_EXERCISE INPUT_
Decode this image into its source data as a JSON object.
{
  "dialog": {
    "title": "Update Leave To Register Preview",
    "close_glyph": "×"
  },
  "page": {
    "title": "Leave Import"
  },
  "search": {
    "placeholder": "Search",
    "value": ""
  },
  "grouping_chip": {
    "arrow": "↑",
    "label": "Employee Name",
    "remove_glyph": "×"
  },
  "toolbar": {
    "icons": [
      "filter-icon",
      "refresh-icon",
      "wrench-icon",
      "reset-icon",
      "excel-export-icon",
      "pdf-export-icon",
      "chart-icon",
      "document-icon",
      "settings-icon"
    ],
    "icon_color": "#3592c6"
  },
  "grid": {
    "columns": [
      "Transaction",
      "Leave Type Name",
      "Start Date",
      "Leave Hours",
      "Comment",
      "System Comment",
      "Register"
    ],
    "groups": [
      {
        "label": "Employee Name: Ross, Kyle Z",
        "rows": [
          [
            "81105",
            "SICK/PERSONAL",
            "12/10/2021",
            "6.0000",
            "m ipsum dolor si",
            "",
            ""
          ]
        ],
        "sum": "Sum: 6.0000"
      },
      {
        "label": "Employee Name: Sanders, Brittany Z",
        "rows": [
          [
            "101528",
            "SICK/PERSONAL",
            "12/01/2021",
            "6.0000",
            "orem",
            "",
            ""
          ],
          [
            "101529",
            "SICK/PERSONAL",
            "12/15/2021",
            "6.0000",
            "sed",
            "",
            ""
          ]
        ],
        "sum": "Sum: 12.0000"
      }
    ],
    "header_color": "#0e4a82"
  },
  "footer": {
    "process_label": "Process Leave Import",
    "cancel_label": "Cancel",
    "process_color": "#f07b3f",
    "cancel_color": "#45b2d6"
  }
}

_INSTRUCTIONS FOR THE TASK_
Retype every record above exactly as it appears.

_TASK OUTPUT_
Decode this image into its source data as a JSON object.
{
  "dialog": {
    "title": "Update Leave To Register Preview",
    "close_glyph": "×"
  },
  "page": {
    "title": "Leave Import"
  },
  "search": {
    "placeholder": "Search",
    "value": ""
  },
  "grouping_chip": {
    "arrow": "↑",
    "label": "Employee Name",
    "remove_glyph": "×"
  },
  "toolbar": {
    "icons": [
      "filter-icon",
      "refresh-icon",
      "wrench-icon",
      "reset-icon",
      "excel-export-icon",
      "pdf-export-icon",
      "chart-icon",
      "document-icon",
      "settings-icon"
    ],
    "icon_color": "#3592c6"
  },
  "grid": {
    "columns": [
      "Transaction",
      "Leave Type Name",
      "Start Date",
      "Leave Hours",
      "Comment",
      "System Comment",
      "Register"
    ],
    "groups": [
      {
        "label": "Employee Name: Ross, Kyle Z",
        "rows": [
          [
            "81105",
            "SICK/PERSONAL",
            "12/10/2021",
            "6.0000",
            "m ipsum dolor si",
            "",
            ""
          ]
        ],
        "sum": "Sum: 6.0000"
      },
      {
        "label": "Employee Name: Sanders, Brittany Z",
        "rows": [
          [
            "101528",
            "SICK/PERSONAL",
            "12/01/2021",
            "6.0000",
            "orem",
            "",
            ""
          ],
          [
            "101529",
            "SICK/PERSONAL",
            "12/15/2021",
            "6.0000",
            "sed",
            "",
            ""
          ]
        ],
        "sum": "Sum: 12.0000"
      }
    ],
    "header_color": "#0e4a82"
  },
  "footer": {
    "process_label": "Process Leave Import",
    "cancel_label": "Cancel",
    "process_color": "#f07b3f",
    "cancel_color": "#45b2d6"
  }
}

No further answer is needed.